**WHAT YOU WILL DO:**
Give the entries again exactly, every one of them.

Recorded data
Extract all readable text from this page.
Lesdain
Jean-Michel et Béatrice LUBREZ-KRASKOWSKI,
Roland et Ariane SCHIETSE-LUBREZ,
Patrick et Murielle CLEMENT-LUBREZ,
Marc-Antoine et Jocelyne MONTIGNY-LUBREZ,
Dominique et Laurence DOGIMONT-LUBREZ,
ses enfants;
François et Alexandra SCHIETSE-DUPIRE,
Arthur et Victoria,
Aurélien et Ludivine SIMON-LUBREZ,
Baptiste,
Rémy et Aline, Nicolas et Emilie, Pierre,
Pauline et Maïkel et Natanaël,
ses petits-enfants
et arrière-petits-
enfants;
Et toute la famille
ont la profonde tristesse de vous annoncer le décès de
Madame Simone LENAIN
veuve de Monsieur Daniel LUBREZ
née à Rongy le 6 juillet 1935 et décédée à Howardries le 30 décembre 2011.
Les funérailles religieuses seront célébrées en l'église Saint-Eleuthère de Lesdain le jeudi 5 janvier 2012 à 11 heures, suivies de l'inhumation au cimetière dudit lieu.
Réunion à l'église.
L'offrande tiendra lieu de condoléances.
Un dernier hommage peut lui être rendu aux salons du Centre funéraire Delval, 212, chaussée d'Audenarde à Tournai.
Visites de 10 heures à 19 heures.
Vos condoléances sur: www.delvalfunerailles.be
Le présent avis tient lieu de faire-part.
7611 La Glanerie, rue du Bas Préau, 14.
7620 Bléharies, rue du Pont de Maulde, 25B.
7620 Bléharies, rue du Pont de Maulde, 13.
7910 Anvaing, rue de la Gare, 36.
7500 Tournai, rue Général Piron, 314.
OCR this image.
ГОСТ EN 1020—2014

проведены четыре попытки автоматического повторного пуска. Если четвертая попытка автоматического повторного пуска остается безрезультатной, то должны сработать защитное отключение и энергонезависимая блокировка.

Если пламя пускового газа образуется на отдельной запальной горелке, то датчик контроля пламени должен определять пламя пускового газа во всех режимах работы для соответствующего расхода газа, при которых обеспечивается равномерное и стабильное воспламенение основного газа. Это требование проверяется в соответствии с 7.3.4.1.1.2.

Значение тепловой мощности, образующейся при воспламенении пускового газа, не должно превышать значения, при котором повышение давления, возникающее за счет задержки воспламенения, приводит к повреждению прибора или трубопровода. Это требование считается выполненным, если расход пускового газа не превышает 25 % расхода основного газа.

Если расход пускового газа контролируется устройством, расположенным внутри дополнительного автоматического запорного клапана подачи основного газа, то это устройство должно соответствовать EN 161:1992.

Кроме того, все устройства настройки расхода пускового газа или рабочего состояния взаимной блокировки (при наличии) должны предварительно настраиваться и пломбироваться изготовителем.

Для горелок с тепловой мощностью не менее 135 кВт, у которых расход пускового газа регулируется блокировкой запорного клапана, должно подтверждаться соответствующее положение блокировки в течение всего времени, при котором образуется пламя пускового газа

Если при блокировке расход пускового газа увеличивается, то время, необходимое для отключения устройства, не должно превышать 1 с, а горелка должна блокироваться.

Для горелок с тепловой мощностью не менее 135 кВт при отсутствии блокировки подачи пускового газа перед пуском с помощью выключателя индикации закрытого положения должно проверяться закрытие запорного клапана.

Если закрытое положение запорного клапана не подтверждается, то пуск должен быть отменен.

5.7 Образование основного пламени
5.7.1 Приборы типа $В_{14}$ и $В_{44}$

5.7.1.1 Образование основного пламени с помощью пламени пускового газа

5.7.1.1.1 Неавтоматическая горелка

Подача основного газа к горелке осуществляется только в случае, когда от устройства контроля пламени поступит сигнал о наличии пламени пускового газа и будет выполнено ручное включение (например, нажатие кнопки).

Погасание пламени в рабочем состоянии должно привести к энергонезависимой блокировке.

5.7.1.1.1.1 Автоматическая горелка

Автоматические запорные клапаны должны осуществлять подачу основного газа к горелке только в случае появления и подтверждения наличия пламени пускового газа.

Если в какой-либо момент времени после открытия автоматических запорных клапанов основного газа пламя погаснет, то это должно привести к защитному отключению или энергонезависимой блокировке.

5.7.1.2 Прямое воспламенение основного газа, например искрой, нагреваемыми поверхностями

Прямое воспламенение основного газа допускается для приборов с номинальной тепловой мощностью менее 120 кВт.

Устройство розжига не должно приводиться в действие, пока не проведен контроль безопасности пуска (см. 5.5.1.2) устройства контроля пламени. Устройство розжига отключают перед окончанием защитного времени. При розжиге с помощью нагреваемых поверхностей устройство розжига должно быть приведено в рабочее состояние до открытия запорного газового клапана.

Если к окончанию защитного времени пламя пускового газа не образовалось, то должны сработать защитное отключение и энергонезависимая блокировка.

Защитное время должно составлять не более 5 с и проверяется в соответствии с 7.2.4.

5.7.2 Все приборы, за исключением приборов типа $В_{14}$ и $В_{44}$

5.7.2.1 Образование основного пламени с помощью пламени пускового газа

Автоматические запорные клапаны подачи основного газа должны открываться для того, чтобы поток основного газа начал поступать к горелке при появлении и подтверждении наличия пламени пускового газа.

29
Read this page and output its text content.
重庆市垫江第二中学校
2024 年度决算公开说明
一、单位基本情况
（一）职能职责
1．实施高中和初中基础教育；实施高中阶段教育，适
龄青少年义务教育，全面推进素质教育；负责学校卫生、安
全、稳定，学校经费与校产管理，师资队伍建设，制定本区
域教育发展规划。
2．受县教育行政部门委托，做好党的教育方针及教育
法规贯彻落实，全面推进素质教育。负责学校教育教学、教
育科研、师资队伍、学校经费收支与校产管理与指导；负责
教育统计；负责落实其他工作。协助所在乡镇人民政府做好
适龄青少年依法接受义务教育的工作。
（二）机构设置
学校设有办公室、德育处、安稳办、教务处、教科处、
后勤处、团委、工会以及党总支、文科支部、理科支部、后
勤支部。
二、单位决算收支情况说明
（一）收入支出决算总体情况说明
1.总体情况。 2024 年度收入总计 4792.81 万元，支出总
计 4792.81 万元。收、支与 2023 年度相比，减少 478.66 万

**FINISHED EXERCISE:**
Extract all readable text from this page.
Lesdain
Jean-Michel et Béatrice LUBREZ-KRASKOWSKI,
Roland et Ariane SCHIETSE-LUBREZ,
Patrick et Murielle CLEMENT-LUBREZ,
Marc-Antoine et Jocelyne MONTIGNY-LUBREZ,
Dominique et Laurence DOGIMONT-LUBREZ,
ses enfants;
François et Alexandra SCHIETSE-DUPIRE,
Arthur et Victoria,
Aurélien et Ludivine SIMON-LUBREZ,
Baptiste,
Rémy et Aline, Nicolas et Emilie, Pierre,
Pauline et Maïkel et Natanaël,
ses petits-enfants
et arrière-petits-
enfants;
Et toute la famille
ont la profonde tristesse de vous annoncer le décès de
Madame Simone LENAIN
veuve de Monsieur Daniel LUBREZ
née à Rongy le 6 juillet 1935 et décédée à Howardries le 30 décembre 2011.
Les funérailles religieuses seront célébrées en l'église Saint-Eleuthère de Lesdain le jeudi 5 janvier 2012 à 11 heures, suivies de l'inhumation au cimetière dudit lieu.
Réunion à l'église.
L'offrande tiendra lieu de condoléances.
Un dernier hommage peut lui être rendu aux salons du Centre funéraire Delval, 212, chaussée d'Audenarde à Tournai.
Visites de 10 heures à 19 heures.
Vos condoléances sur: www.delvalfunerailles.be
Le présent avis tient lieu de faire-part.
7611 La Glanerie, rue du Bas Préau, 14.
7620 Bléharies, rue du Pont de Maulde, 25B.
7620 Bléharies, rue du Pont de Maulde, 13.
7910 Anvaing, rue de la Gare, 36.
7500 Tournai, rue Général Piron, 314.
OCR this image.
ГОСТ EN 1020—2014

проведены четыре попытки автоматического повторного пуска. Если четвертая попытка автоматического повторного пуска остается безрезультатной, то должны сработать защитное отключение и энергонезависимая блокировка.

Если пламя пускового газа образуется на отдельной запальной горелке, то датчик контроля пламени должен определять пламя пускового газа во всех режимах работы для соответствующего расхода газа, при которых обеспечивается равномерное и стабильное воспламенение основного газа. Это требование проверяется в соответствии с 7.3.4.1.1.2.

Значение тепловой мощности, образующейся при воспламенении пускового газа, не должно превышать значения, при котором повышение давления, возникающее за счет задержки воспламенения, приводит к повреждению прибора или трубопровода. Это требование считается выполненным, если расход пускового газа не превышает 25 % расхода основного газа.

Если расход пускового газа контролируется устройством, расположенным внутри дополнительного автоматического запорного клапана подачи основного газа, то это устройство должно соответствовать EN 161:1992.

Кроме того, все устройства настройки расхода пускового газа или рабочего состояния взаимной блокировки (при наличии) должны предварительно настраиваться и пломбироваться изготовителем.

Для горелок с тепловой мощностью не менее 135 кВт, у которых расход пускового газа регулируется блокировкой запорного клапана, должно подтверждаться соответствующее положение блокировки в течение всего времени, при котором образуется пламя пускового газа

Если при блокировке расход пускового газа увеличивается, то время, необходимое для отключения устройства, не должно превышать 1 с, а горелка должна блокироваться.

Для горелок с тепловой мощностью не менее 135 кВт при отсутствии блокировки подачи пускового газа перед пуском с помощью выключателя индикации закрытого положения должно проверяться закрытие запорного клапана.

Если закрытое положение запорного клапана не подтверждается, то пуск должен быть отменен.

5.7 Образование основного пламени
5.7.1 Приборы типа $В_{14}$ и $В_{44}$

5.7.1.1 Образование основного пламени с помощью пламени пускового газа

5.7.1.1.1 Неавтоматическая горелка

Подача основного газа к горелке осуществляется только в случае, когда от устройства контроля пламени поступит сигнал о наличии пламени пускового газа и будет выполнено ручное включение (например, нажатие кнопки).

Погасание пламени в рабочем состоянии должно привести к энергонезависимой блокировке.

5.7.1.1.1.1 Автоматическая горелка

Автоматические запорные клапаны должны осуществлять подачу основного газа к горелке только в случае появления и подтверждения наличия пламени пускового газа.

Если в какой-либо момент времени после открытия автоматических запорных клапанов основного газа пламя погаснет, то это должно привести к защитному отключению или энергонезависимой блокировке.

5.7.1.2 Прямое воспламенение основного газа, например искрой, нагреваемыми поверхностями

Прямое воспламенение основного газа допускается для приборов с номинальной тепловой мощностью менее 120 кВт.

Устройство розжига не должно приводиться в действие, пока не проведен контроль безопасности пуска (см. 5.5.1.2) устройства контроля пламени. Устройство розжига отключают перед окончанием защитного времени. При розжиге с помощью нагреваемых поверхностей устройство розжига должно быть приведено в рабочее состояние до открытия запорного газового клапана.

Если к окончанию защитного времени пламя пускового газа не образовалось, то должны сработать защитное отключение и энергонезависимая блокировка.

Защитное время должно составлять не более 5 с и проверяется в соответствии с 7.2.4.

5.7.2 Все приборы, за исключением приборов типа $В_{14}$ и $В_{44}$

5.7.2.1 Образование основного пламени с помощью пламени пускового газа

Автоматические запорные клапаны подачи основного газа должны открываться для того, чтобы поток основного газа начал поступать к горелке при появлении и подтверждении наличия пламени пускового газа.

29
Read this page and output its text content.
重庆市垫江第二中学校
2024 年度决算公开说明
一、单位基本情况
（一）职能职责
1．实施高中和初中基础教育；实施高中阶段教育，适
龄青少年义务教育，全面推进素质教育；负责学校卫生、安
全、稳定，学校经费与校产管理，师资队伍建设，制定本区
域教育发展规划。
2．受县教育行政部门委托，做好党的教育方针及教育
法规贯彻落实，全面推进素质教育。负责学校教育教学、教
育科研、师资队伍、学校经费收支与校产管理与指导；负责
教育统计；负责落实其他工作。协助所在乡镇人民政府做好
适龄青少年依法接受义务教育的工作。
（二）机构设置
学校设有办公室、德育处、安稳办、教务处、教科处、
后勤处、团委、工会以及党总支、文科支部、理科支部、后
勤支部。
二、单位决算收支情况说明
（一）收入支出决算总体情况说明
1.总体情况。 2024 年度收入总计 4792.81 万元，支出总
计 4792.81 万元。收、支与 2023 年度相比，减少 478.66 万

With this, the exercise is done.